## Available data
┏━━
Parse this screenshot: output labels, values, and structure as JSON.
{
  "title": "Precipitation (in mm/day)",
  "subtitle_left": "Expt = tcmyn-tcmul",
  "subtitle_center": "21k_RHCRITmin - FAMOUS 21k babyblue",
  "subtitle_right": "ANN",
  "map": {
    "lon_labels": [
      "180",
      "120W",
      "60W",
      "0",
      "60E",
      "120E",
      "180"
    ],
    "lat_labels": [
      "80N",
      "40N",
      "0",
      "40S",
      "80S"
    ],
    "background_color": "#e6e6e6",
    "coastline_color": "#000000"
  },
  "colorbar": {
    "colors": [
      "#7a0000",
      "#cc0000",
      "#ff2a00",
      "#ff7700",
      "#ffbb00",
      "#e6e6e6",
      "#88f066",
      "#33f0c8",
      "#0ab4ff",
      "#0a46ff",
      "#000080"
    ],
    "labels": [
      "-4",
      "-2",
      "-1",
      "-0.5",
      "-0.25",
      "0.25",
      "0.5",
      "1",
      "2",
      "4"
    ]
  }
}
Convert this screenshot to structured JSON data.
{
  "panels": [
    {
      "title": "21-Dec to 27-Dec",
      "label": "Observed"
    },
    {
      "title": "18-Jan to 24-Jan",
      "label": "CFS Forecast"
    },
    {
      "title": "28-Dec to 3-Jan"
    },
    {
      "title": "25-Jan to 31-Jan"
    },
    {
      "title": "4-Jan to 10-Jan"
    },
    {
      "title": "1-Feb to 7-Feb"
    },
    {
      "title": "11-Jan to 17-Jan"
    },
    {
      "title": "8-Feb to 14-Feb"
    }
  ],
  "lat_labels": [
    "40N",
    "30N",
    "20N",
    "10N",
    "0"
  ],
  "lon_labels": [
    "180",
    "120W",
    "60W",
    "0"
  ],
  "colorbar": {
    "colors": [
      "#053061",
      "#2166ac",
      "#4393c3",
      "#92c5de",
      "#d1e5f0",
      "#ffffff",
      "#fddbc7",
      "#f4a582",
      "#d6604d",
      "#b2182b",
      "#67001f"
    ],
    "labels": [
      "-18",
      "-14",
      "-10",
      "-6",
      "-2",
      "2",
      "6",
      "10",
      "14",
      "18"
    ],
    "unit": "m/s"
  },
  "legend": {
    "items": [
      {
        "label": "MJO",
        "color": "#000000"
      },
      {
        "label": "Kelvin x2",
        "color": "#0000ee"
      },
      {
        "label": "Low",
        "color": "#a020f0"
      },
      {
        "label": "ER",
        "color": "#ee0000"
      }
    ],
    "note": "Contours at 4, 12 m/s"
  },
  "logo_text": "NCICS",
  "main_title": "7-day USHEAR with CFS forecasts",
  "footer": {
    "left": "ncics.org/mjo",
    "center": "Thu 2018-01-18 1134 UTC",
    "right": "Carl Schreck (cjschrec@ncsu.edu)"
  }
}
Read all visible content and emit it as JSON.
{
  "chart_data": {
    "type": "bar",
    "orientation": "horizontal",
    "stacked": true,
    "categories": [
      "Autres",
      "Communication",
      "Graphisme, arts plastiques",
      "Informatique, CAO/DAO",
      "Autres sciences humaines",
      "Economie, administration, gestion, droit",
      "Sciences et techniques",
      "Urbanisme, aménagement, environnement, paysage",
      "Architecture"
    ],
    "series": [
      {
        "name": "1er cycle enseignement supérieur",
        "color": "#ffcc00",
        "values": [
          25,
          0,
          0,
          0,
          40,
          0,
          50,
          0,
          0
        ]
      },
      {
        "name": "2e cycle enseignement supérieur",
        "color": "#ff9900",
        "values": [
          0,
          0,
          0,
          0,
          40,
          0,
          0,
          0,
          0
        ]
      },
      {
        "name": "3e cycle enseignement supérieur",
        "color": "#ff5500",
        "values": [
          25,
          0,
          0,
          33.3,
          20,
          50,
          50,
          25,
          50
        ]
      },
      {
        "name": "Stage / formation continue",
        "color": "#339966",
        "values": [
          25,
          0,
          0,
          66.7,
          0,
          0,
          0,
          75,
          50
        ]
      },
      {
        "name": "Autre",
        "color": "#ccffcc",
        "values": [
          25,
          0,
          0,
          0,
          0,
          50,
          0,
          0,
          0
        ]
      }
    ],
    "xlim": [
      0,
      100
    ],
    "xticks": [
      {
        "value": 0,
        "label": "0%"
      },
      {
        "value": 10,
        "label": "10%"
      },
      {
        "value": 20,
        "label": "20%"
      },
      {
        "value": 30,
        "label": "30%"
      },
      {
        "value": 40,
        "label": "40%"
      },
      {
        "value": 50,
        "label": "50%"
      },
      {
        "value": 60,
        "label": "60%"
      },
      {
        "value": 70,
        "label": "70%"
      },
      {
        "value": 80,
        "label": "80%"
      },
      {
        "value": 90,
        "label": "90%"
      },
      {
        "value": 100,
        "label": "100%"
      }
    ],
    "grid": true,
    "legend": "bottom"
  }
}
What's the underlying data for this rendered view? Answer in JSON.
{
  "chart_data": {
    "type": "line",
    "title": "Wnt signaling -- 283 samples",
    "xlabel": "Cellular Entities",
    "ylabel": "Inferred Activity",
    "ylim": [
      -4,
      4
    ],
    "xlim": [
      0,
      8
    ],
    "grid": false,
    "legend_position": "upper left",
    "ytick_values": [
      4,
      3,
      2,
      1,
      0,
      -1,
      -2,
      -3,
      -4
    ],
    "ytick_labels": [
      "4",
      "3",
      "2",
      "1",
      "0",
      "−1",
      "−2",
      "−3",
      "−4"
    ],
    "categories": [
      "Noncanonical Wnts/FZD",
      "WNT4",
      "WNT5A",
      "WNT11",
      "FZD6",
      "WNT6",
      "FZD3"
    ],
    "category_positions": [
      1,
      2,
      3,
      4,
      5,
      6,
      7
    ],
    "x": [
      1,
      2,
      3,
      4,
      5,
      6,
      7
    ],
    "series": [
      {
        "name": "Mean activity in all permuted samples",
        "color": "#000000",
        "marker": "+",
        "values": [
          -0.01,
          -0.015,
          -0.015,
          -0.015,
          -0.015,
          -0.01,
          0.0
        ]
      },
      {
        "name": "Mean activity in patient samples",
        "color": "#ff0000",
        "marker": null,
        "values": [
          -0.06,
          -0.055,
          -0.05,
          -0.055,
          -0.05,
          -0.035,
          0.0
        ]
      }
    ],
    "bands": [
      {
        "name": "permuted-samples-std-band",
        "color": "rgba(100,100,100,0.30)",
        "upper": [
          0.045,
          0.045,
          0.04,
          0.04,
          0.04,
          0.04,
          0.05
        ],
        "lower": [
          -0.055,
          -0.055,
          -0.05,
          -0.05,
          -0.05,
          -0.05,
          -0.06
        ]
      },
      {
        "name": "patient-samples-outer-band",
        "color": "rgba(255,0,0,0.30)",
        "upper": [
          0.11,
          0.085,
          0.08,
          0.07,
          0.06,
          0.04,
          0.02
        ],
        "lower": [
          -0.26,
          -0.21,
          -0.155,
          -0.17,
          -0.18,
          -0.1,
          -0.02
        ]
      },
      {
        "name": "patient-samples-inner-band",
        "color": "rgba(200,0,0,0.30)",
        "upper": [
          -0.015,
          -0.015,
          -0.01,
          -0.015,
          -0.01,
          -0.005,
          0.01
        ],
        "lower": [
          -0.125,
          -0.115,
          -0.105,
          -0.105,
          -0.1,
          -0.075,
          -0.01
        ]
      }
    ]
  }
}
┗━━
## Task brief
Above are the records; retype every one exactly.

## Correct answer
Parse this screenshot: output labels, values, and structure as JSON.
{
  "title": "Precipitation (in mm/day)",
  "subtitle_left": "Expt = tcmyn-tcmul",
  "subtitle_center": "21k_RHCRITmin - FAMOUS 21k babyblue",
  "subtitle_right": "ANN",
  "map": {
    "lon_labels": [
      "180",
      "120W",
      "60W",
      "0",
      "60E",
      "120E",
      "180"
    ],
    "lat_labels": [
      "80N",
      "40N",
      "0",
      "40S",
      "80S"
    ],
    "background_color": "#e6e6e6",
    "coastline_color": "#000000"
  },
  "colorbar": {
    "colors": [
      "#7a0000",
      "#cc0000",
      "#ff2a00",
      "#ff7700",
      "#ffbb00",
      "#e6e6e6",
      "#88f066",
      "#33f0c8",
      "#0ab4ff",
      "#0a46ff",
      "#000080"
    ],
    "labels": [
      "-4",
      "-2",
      "-1",
      "-0.5",
      "-0.25",
      "0.25",
      "0.5",
      "1",
      "2",
      "4"
    ]
  }
}
Convert this screenshot to structured JSON data.
{
  "panels": [
    {
      "title": "21-Dec to 27-Dec",
      "label": "Observed"
    },
    {
      "title": "18-Jan to 24-Jan",
      "label": "CFS Forecast"
    },
    {
      "title": "28-Dec to 3-Jan"
    },
    {
      "title": "25-Jan to 31-Jan"
    },
    {
      "title": "4-Jan to 10-Jan"
    },
    {
      "title": "1-Feb to 7-Feb"
    },
    {
      "title": "11-Jan to 17-Jan"
    },
    {
      "title": "8-Feb to 14-Feb"
    }
  ],
  "lat_labels": [
    "40N",
    "30N",
    "20N",
    "10N",
    "0"
  ],
  "lon_labels": [
    "180",
    "120W",
    "60W",
    "0"
  ],
  "colorbar": {
    "colors": [
      "#053061",
      "#2166ac",
      "#4393c3",
      "#92c5de",
      "#d1e5f0",
      "#ffffff",
      "#fddbc7",
      "#f4a582",
      "#d6604d",
      "#b2182b",
      "#67001f"
    ],
    "labels": [
      "-18",
      "-14",
      "-10",
      "-6",
      "-2",
      "2",
      "6",
      "10",
      "14",
      "18"
    ],
    "unit": "m/s"
  },
  "legend": {
    "items": [
      {
        "label": "MJO",
        "color": "#000000"
      },
      {
        "label": "Kelvin x2",
        "color": "#0000ee"
      },
      {
        "label": "Low",
        "color": "#a020f0"
      },
      {
        "label": "ER",
        "color": "#ee0000"
      }
    ],
    "note": "Contours at 4, 12 m/s"
  },
  "logo_text": "NCICS",
  "main_title": "7-day USHEAR with CFS forecasts",
  "footer": {
    "left": "ncics.org/mjo",
    "center": "Thu 2018-01-18 1134 UTC",
    "right": "Carl Schreck (cjschrec@ncsu.edu)"
  }
}
Read all visible content and emit it as JSON.
{
  "chart_data": {
    "type": "bar",
    "orientation": "horizontal",
    "stacked": true,
    "categories": [
      "Autres",
      "Communication",
      "Graphisme, arts plastiques",
      "Informatique, CAO/DAO",
      "Autres sciences humaines",
      "Economie, administration, gestion, droit",
      "Sciences et techniques",
      "Urbanisme, aménagement, environnement, paysage",
      "Architecture"
    ],
    "series": [
      {
        "name": "1er cycle enseignement supérieur",
        "color": "#ffcc00",
        "values": [
          25,
          0,
          0,
          0,
          40,
          0,
          50,
          0,
          0
        ]
      },
      {
        "name": "2e cycle enseignement supérieur",
        "color": "#ff9900",
        "values": [
          0,
          0,
          0,
          0,
          40,
          0,
          0,
          0,
          0
        ]
      },
      {
        "name": "3e cycle enseignement supérieur",
        "color": "#ff5500",
        "values": [
          25,
          0,
          0,
          33.3,
          20,
          50,
          50,
          25,
          50
        ]
      },
      {
        "name": "Stage / formation continue",
        "color": "#339966",
        "values": [
          25,
          0,
          0,
          66.7,
          0,
          0,
          0,
          75,
          50
        ]
      },
      {
        "name": "Autre",
        "color": "#ccffcc",
        "values": [
          25,
          0,
          0,
          0,
          0,
          50,
          0,
          0,
          0
        ]
      }
    ],
    "xlim": [
      0,
      100
    ],
    "xticks": [
      {
        "value": 0,
        "label": "0%"
      },
      {
        "value": 10,
        "label": "10%"
      },
      {
        "value": 20,
        "label": "20%"
      },
      {
        "value": 30,
        "label": "30%"
      },
      {
        "value": 40,
        "label": "40%"
      },
      {
        "value": 50,
        "label": "50%"
      },
      {
        "value": 60,
        "label": "60%"
      },
      {
        "value": 70,
        "label": "70%"
      },
      {
        "value": 80,
        "label": "80%"
      },
      {
        "value": 90,
        "label": "90%"
      },
      {
        "value": 100,
        "label": "100%"
      }
    ],
    "grid": true,
    "legend": "bottom"
  }
}
What's the underlying data for this rendered view? Answer in JSON.
{
  "chart_data": {
    "type": "line",
    "title": "Wnt signaling -- 283 samples",
    "xlabel": "Cellular Entities",
    "ylabel": "Inferred Activity",
    "ylim": [
      -4,
      4
    ],
    "xlim": [
      0,
      8
    ],
    "grid": false,
    "legend_position": "upper left",
    "ytick_values": [
      4,
      3,
      2,
      1,
      0,
      -1,
      -2,
      -3,
      -4
    ],
    "ytick_labels": [
      "4",
      "3",
      "2",
      "1",
      "0",
      "−1",
      "−2",
      "−3",
      "−4"
    ],
    "categories": [
      "Noncanonical Wnts/FZD",
      "WNT4",
      "WNT5A",
      "WNT11",
      "FZD6",
      "WNT6",
      "FZD3"
    ],
    "category_positions": [
      1,
      2,
      3,
      4,
      5,
      6,
      7
    ],
    "x": [
      1,
      2,
      3,
      4,
      5,
      6,
      7
    ],
    "series": [
      {
        "name": "Mean activity in all permuted samples",
        "color": "#000000",
        "marker": "+",
        "values": [
          -0.01,
          -0.015,
          -0.015,
          -0.015,
          -0.015,
          -0.01,
          0.0
        ]
      },
      {
        "name": "Mean activity in patient samples",
        "color": "#ff0000",
        "marker": null,
        "values": [
          -0.06,
          -0.055,
          -0.05,
          -0.055,
          -0.05,
          -0.035,
          0.0
        ]
      }
    ],
    "bands": [
      {
        "name": "permuted-samples-std-band",
        "color": "rgba(100,100,100,0.30)",
        "upper": [
          0.045,
          0.045,
          0.04,
          0.04,
          0.04,
          0.04,
          0.05
        ],
        "lower": [
          -0.055,
          -0.055,
          -0.05,
          -0.05,
          -0.05,
          -0.05,
          -0.06
        ]
      },
      {
        "name": "patient-samples-outer-band",
        "color": "rgba(255,0,0,0.30)",
        "upper": [
          0.11,
          0.085,
          0.08,
          0.07,
          0.06,
          0.04,
          0.02
        ],
        "lower": [
          -0.26,
          -0.21,
          -0.155,
          -0.17,
          -0.18,
          -0.1,
          -0.02
        ]
      },
      {
        "name": "patient-samples-inner-band",
        "color": "rgba(200,0,0,0.30)",
        "upper": [
          -0.015,
          -0.015,
          -0.01,
          -0.015,
          -0.01,
          -0.005,
          0.01
        ],
        "lower": [
          -0.125,
          -0.115,
          -0.105,
          -0.105,
          -0.1,
          -0.075,
          -0.01
        ]
      }
    ]
  }
}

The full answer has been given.